[Data entries]
━━━━

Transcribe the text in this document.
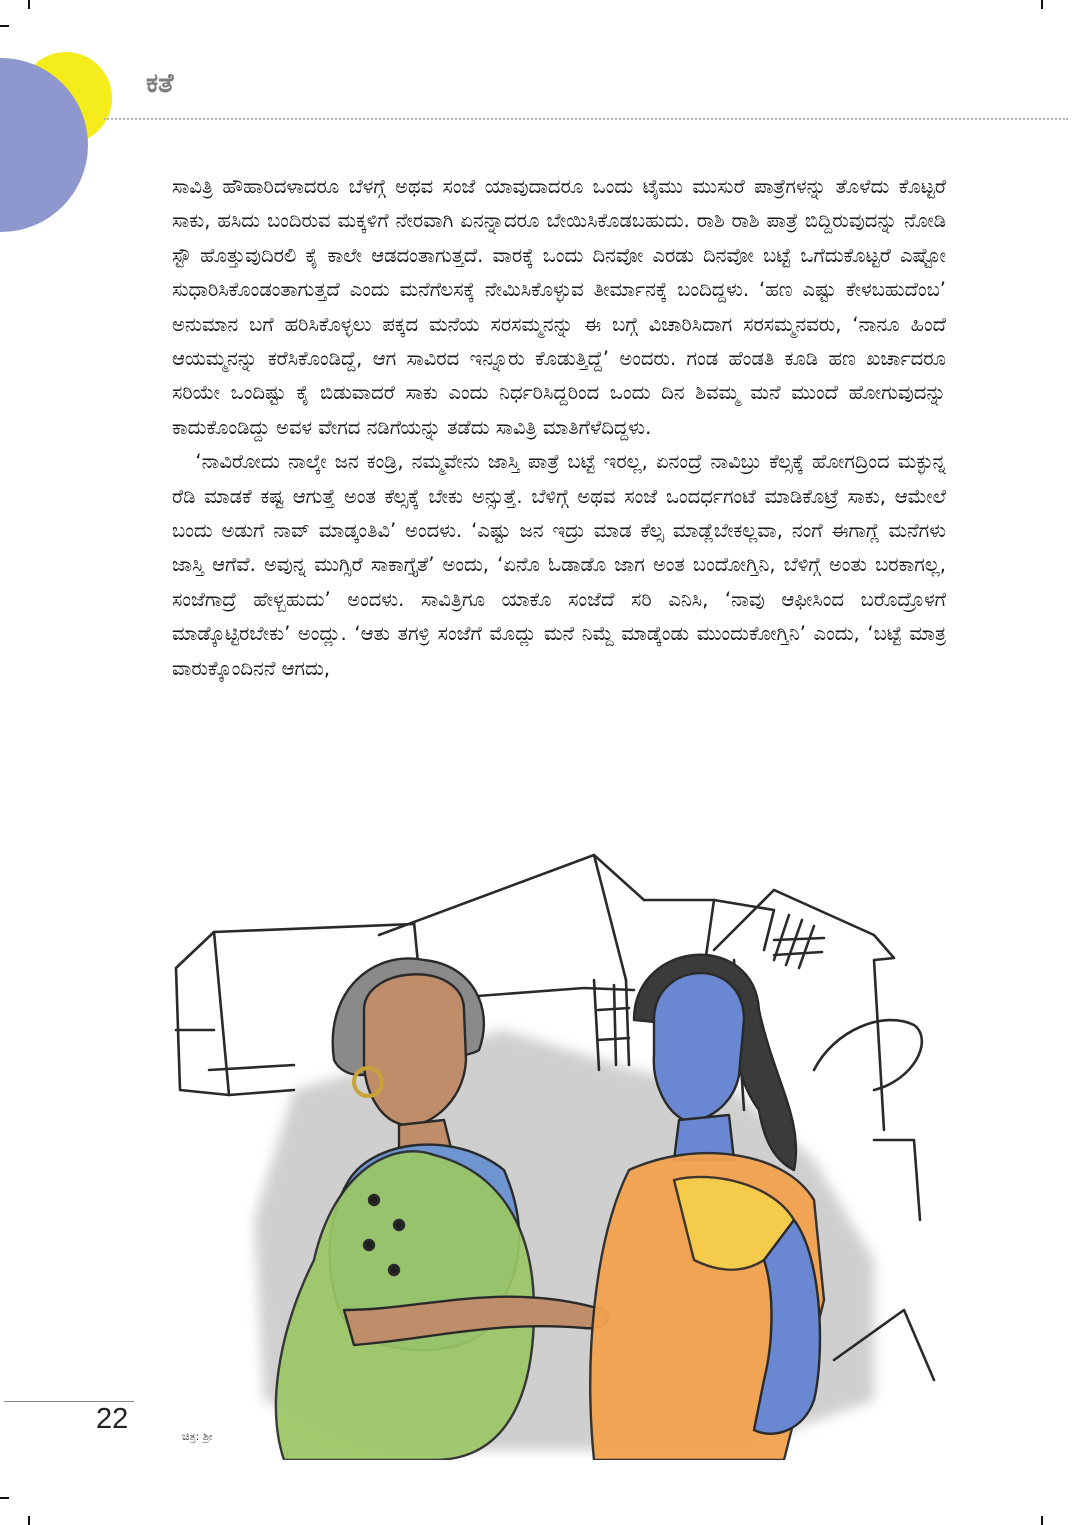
ಕತೆ

ಸಾವಿತ್ರಿ ಹೌಹಾರಿದಳಾದರೂ ಬೆಳಗ್ಗೆ ಅಥವ ಸಂಜೆ ಯಾವುದಾದರೂ ಒಂದು ಟೈಮು ಮುಸುರೆ ಪಾತ್ರೆಗಳನ್ನು ತೊಳೆದು ಕೊಟ್ಟರೆ ಸಾಕು, ಹಸಿದು ಬಂದಿರುವ ಮಕ್ಕಳಿಗೆ ನೇರವಾಗಿ ಏನನ್ನಾದರೂ ಬೇಯಿಸಿಕೊಡಬಹುದು. ರಾಶಿ ರಾಶಿ ಪಾತ್ರೆ ಬಿದ್ದಿರುವುದನ್ನು ನೋಡಿ ಸ್ಟೌ ಹೊತ್ತುವುದಿರಲಿ ಕೈ ಕಾಲೇ ಆಡದಂತಾಗುತ್ತದೆ. ವಾರಕ್ಕೆ ಒಂದು ದಿನವೋ ಎರಡು ದಿನವೋ ಬಟ್ಟೆ ಒಗೆದುಕೊಟ್ಟರೆ ಎಷ್ಟೋ ಸುಧಾರಿಸಿಕೊಂಡಂತಾಗುತ್ತದೆ ಎಂದು ಮನೆಗೆಲಸಕ್ಕೆ ನೇಮಿಸಿಕೊಳ್ಳುವ ತೀರ್ಮಾನಕ್ಕೆ ಬಂದಿದ್ದಳು. ‘ಹಣ ಎಷ್ಟು ಕೇಳಬಹುದೆಂಬ’ ಅನುಮಾನ ಬಗೆ ಹರಿಸಿಕೊಳ್ಳಲು ಪಕ್ಕದ ಮನೆಯ ಸರಸಮ್ಮನನ್ನು ಈ ಬಗ್ಗೆ ವಿಚಾರಿಸಿದಾಗ ಸರಸಮ್ಮನವರು, ‘ನಾನೂ ಹಿಂದೆ ಆಯಮ್ಮನನ್ನು ಕರೆಸಿಕೊಂಡಿದ್ದೆ, ಆಗ ಸಾವಿರದ ಇನ್ನೂರು ಕೊಡುತ್ತಿದ್ದೆ’ ಅಂದರು. ಗಂಡ ಹೆಂಡತಿ ಕೂಡಿ ಹಣ ಖರ್ಚಾದರೂ ಸರಿಯೇ ಒಂದಿಷ್ಟು ಕೈ ಬಿಡುವಾದರೆ ಸಾಕು ಎಂದು ನಿರ್ಧರಿಸಿದ್ದರಿಂದ ಒಂದು ದಿನ ಶಿವಮ್ಮ ಮನೆ ಮುಂದೆ ಹೋಗುವುದನ್ನು ಕಾದುಕೊಂಡಿದ್ದು ಅವಳ ವೇಗದ ನಡಿಗೆಯನ್ನು ತಡೆದು ಸಾವಿತ್ರಿ ಮಾತಿಗೆಳೆದಿದ್ದಳು.

‘ನಾವಿರೋದು ನಾಲ್ಕೇ ಜನ ಕಂಡ್ರಿ, ನಮ್ಮವೇನು ಜಾಸ್ತಿ ಪಾತ್ರೆ ಬಟ್ಟೆ ಇರಲ್ಲ, ಏನಂದ್ರೆ ನಾವಿಬ್ರು ಕೆಲ್ಸಕ್ಕೆ ಹೋಗದ್ರಿಂದ ಮಕ್ಳುನ್ನ ರೆಡಿ ಮಾಡಕೆ ಕಷ್ಟ ಆಗುತ್ತೆ ಅಂತ ಕೆಲ್ಸಕ್ಕೆ ಬೇಕು ಅನ್ಸುತ್ತೆ. ಬೆಳಿಗ್ಗೆ ಅಥವ ಸಂಜೆ ಒಂದರ್ಧಗಂಟೆ ಮಾಡಿಕೊಟ್ರೆ ಸಾಕು, ಆಮೇಲೆ ಬಂದು ಅಡುಗೆ ನಾವ್ ಮಾಡ್ಕಂತಿವಿ’ ಅಂದಳು. ‘ಎಷ್ಟು ಜನ ಇದ್ರು ಮಾಡ ಕೆಲ್ಸ ಮಾಡ್ಲೆಬೇಕಲ್ಲವಾ, ನಂಗೆ ಈಗಾಗ್ಲೆ ಮನೆಗಳು ಜಾಸ್ತಿ ಆಗೆವೆ. ಅವುನ್ನ ಮುಗ್ಸಿರೆ ಸಾಕಾಗ್ತೈತೆ’ ಅಂದು, ‘ಏನೊ ಓಡಾಡೊ ಜಾಗ ಅಂತ ಬಂದೋಗ್ತಿನಿ, ಬೆಳಿಗ್ಗೆ ಅಂತು ಬರಕಾಗಲ್ಲ, ಸಂಜೆಗಾದ್ರೆ ಹೇಳ್ಬಹುದು’ ಅಂದಳು. ಸಾವಿತ್ರಿಗೂ ಯಾಕೊ ಸಂಜೆದೆ ಸರಿ ಎನಿಸಿ, ‘ನಾವು ಆಫೀಸಿಂದ ಬರೊದ್ರೊಳಗೆ ಮಾಡ್ಕೊಟ್ಟಿರಬೇಕು’ ಅಂದ್ಲು. ‘ಆತು ತಗಳ್ರಿ ಸಂಜೆಗೆ ಮೊದ್ಲು ಮನೆ ನಿಮ್ದೆ ಮಾಡ್ಕೆಂಡು ಮುಂದುಕೋಗ್ತಿನಿ’ ಎಂದು, ‘ಬಟ್ಟೆ ಮಾತ್ರ ವಾರುಕ್ಕೊಂದಿನನೆ ಆಗದು,

ಚಿತ್ರ: ಶ್ರೀ
22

━━━━

What needs to be done = Repeat each entry above word for word, leaving every picture out.

Problem solution =
Transcribe the text in this document.
ಕತೆ

ಸಾವಿತ್ರಿ ಹೌಹಾರಿದಳಾದರೂ ಬೆಳಗ್ಗೆ ಅಥವ ಸಂಜೆ ಯಾವುದಾದರೂ ಒಂದು ಟೈಮು ಮುಸುರೆ ಪಾತ್ರೆಗಳನ್ನು ತೊಳೆದು ಕೊಟ್ಟರೆ ಸಾಕು, ಹಸಿದು ಬಂದಿರುವ ಮಕ್ಕಳಿಗೆ ನೇರವಾಗಿ ಏನನ್ನಾದರೂ ಬೇಯಿಸಿಕೊಡಬಹುದು. ರಾಶಿ ರಾಶಿ ಪಾತ್ರೆ ಬಿದ್ದಿರುವುದನ್ನು ನೋಡಿ ಸ್ಟೌ ಹೊತ್ತುವುದಿರಲಿ ಕೈ ಕಾಲೇ ಆಡದಂತಾಗುತ್ತದೆ. ವಾರಕ್ಕೆ ಒಂದು ದಿನವೋ ಎರಡು ದಿನವೋ ಬಟ್ಟೆ ಒಗೆದುಕೊಟ್ಟರೆ ಎಷ್ಟೋ ಸುಧಾರಿಸಿಕೊಂಡಂತಾಗುತ್ತದೆ ಎಂದು ಮನೆಗೆಲಸಕ್ಕೆ ನೇಮಿಸಿಕೊಳ್ಳುವ ತೀರ್ಮಾನಕ್ಕೆ ಬಂದಿದ್ದಳು. ‘ಹಣ ಎಷ್ಟು ಕೇಳಬಹುದೆಂಬ’ ಅನುಮಾನ ಬಗೆ ಹರಿಸಿಕೊಳ್ಳಲು ಪಕ್ಕದ ಮನೆಯ ಸರಸಮ್ಮನನ್ನು ಈ ಬಗ್ಗೆ ವಿಚಾರಿಸಿದಾಗ ಸರಸಮ್ಮನವರು, ‘ನಾನೂ ಹಿಂದೆ ಆಯಮ್ಮನನ್ನು ಕರೆಸಿಕೊಂಡಿದ್ದೆ, ಆಗ ಸಾವಿರದ ಇನ್ನೂರು ಕೊಡುತ್ತಿದ್ದೆ’ ಅಂದರು. ಗಂಡ ಹೆಂಡತಿ ಕೂಡಿ ಹಣ ಖರ್ಚಾದರೂ ಸರಿಯೇ ಒಂದಿಷ್ಟು ಕೈ ಬಿಡುವಾದರೆ ಸಾಕು ಎಂದು ನಿರ್ಧರಿಸಿದ್ದರಿಂದ ಒಂದು ದಿನ ಶಿವಮ್ಮ ಮನೆ ಮುಂದೆ ಹೋಗುವುದನ್ನು ಕಾದುಕೊಂಡಿದ್ದು ಅವಳ ವೇಗದ ನಡಿಗೆಯನ್ನು ತಡೆದು ಸಾವಿತ್ರಿ ಮಾತಿಗೆಳೆದಿದ್ದಳು.

‘ನಾವಿರೋದು ನಾಲ್ಕೇ ಜನ ಕಂಡ್ರಿ, ನಮ್ಮವೇನು ಜಾಸ್ತಿ ಪಾತ್ರೆ ಬಟ್ಟೆ ಇರಲ್ಲ, ಏನಂದ್ರೆ ನಾವಿಬ್ರು ಕೆಲ್ಸಕ್ಕೆ ಹೋಗದ್ರಿಂದ ಮಕ್ಳುನ್ನ ರೆಡಿ ಮಾಡಕೆ ಕಷ್ಟ ಆಗುತ್ತೆ ಅಂತ ಕೆಲ್ಸಕ್ಕೆ ಬೇಕು ಅನ್ಸುತ್ತೆ. ಬೆಳಿಗ್ಗೆ ಅಥವ ಸಂಜೆ ಒಂದರ್ಧಗಂಟೆ ಮಾಡಿಕೊಟ್ರೆ ಸಾಕು, ಆಮೇಲೆ ಬಂದು ಅಡುಗೆ ನಾವ್ ಮಾಡ್ಕಂತಿವಿ’ ಅಂದಳು. ‘ಎಷ್ಟು ಜನ ಇದ್ರು ಮಾಡ ಕೆಲ್ಸ ಮಾಡ್ಲೆಬೇಕಲ್ಲವಾ, ನಂಗೆ ಈಗಾಗ್ಲೆ ಮನೆಗಳು ಜಾಸ್ತಿ ಆಗೆವೆ. ಅವುನ್ನ ಮುಗ್ಸಿರೆ ಸಾಕಾಗ್ತೈತೆ’ ಅಂದು, ‘ಏನೊ ಓಡಾಡೊ ಜಾಗ ಅಂತ ಬಂದೋಗ್ತಿನಿ, ಬೆಳಿಗ್ಗೆ ಅಂತು ಬರಕಾಗಲ್ಲ, ಸಂಜೆಗಾದ್ರೆ ಹೇಳ್ಬಹುದು’ ಅಂದಳು. ಸಾವಿತ್ರಿಗೂ ಯಾಕೊ ಸಂಜೆದೆ ಸರಿ ಎನಿಸಿ, ‘ನಾವು ಆಫೀಸಿಂದ ಬರೊದ್ರೊಳಗೆ ಮಾಡ್ಕೊಟ್ಟಿರಬೇಕು’ ಅಂದ್ಲು. ‘ಆತು ತಗಳ್ರಿ ಸಂಜೆಗೆ ಮೊದ್ಲು ಮನೆ ನಿಮ್ದೆ ಮಾಡ್ಕೆಂಡು ಮುಂದುಕೋಗ್ತಿನಿ’ ಎಂದು, ‘ಬಟ್ಟೆ ಮಾತ್ರ ವಾರುಕ್ಕೊಂದಿನನೆ ಆಗದು,

ಚಿತ್ರ: ಶ್ರೀ
22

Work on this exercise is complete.